AIM:
Copy every line of the records below that holds the word "Norw".

INFORMATION GIVEN:
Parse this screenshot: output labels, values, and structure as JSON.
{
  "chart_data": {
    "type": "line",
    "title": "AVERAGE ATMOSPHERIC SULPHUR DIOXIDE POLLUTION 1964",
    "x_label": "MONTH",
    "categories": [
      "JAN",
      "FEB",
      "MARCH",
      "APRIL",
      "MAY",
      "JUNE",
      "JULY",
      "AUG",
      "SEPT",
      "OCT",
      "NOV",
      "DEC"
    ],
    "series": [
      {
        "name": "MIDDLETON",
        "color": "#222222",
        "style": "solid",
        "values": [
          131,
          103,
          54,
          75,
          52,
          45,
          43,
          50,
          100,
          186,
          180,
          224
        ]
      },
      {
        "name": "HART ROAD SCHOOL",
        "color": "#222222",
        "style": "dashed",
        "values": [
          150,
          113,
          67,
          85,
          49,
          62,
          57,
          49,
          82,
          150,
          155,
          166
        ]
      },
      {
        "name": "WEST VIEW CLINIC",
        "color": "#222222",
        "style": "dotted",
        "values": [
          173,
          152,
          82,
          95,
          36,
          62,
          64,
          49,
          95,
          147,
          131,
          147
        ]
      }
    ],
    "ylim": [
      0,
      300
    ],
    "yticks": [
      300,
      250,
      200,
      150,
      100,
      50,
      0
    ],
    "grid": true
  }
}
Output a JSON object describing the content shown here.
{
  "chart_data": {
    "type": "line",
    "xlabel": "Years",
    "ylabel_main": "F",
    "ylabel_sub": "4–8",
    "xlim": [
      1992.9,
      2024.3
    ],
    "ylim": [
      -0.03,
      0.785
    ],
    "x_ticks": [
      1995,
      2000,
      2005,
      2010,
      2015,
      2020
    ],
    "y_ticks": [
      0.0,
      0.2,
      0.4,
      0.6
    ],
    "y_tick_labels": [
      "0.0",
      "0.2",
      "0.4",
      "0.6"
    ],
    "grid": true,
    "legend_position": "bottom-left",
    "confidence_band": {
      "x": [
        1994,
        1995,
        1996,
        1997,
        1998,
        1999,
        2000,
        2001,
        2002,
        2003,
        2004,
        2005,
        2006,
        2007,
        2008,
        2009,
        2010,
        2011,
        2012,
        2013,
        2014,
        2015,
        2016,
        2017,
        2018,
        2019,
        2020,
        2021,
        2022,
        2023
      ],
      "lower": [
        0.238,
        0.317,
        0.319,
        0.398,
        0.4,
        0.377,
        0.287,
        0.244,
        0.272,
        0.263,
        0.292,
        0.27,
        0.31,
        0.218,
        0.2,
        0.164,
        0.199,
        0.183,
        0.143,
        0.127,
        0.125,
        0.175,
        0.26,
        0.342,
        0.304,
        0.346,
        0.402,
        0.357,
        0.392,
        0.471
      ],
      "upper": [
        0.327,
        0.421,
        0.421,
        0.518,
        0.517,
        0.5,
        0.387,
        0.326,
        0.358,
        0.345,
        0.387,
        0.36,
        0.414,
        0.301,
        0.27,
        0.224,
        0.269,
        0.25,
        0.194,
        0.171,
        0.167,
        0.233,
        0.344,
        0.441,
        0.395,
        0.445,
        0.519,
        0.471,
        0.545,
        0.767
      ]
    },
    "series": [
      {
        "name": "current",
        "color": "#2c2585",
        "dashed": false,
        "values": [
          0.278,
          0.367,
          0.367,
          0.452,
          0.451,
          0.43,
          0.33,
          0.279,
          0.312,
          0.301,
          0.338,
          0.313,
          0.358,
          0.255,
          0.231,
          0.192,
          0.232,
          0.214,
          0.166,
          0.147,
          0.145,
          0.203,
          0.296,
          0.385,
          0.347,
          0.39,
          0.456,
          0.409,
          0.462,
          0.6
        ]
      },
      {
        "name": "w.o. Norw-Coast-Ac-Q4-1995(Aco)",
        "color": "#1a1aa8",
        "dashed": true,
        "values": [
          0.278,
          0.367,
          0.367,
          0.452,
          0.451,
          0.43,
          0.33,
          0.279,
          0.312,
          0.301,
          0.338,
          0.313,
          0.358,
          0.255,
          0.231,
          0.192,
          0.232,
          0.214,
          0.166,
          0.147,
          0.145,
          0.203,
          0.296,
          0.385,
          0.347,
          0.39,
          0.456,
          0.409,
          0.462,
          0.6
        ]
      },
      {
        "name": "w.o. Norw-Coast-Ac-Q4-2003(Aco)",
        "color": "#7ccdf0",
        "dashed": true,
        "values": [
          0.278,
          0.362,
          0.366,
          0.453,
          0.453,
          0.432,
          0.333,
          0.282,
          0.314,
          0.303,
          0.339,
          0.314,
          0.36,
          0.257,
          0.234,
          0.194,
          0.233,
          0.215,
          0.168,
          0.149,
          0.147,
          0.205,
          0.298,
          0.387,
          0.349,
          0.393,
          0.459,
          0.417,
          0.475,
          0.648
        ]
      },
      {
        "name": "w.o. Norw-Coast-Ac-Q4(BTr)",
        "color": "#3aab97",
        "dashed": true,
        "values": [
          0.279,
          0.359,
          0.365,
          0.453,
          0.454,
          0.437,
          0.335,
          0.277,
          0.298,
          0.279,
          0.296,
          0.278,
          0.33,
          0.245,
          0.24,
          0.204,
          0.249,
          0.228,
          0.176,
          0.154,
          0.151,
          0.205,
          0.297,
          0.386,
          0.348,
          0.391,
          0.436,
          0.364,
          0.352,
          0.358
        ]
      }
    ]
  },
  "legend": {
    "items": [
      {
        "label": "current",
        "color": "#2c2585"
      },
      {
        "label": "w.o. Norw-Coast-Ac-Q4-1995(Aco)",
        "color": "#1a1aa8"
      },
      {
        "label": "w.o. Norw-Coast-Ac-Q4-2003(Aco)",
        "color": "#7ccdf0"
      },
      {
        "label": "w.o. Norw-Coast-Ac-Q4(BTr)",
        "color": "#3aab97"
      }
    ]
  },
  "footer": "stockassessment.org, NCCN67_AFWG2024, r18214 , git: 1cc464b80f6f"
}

OUTPUT BELOW:
        "name": "w.o. Norw-Coast-Ac-Q4-1995(Aco)",
        "name": "w.o. Norw-Coast-Ac-Q4-2003(Aco)",
        "name": "w.o. Norw-Coast-Ac-Q4(BTr)",
        "label": "w.o. Norw-Coast-Ac-Q4-1995(Aco)",
        "label": "w.o. Norw-Coast-Ac-Q4-2003(Aco)",
        "label": "w.o. Norw-Coast-Ac-Q4(BTr)",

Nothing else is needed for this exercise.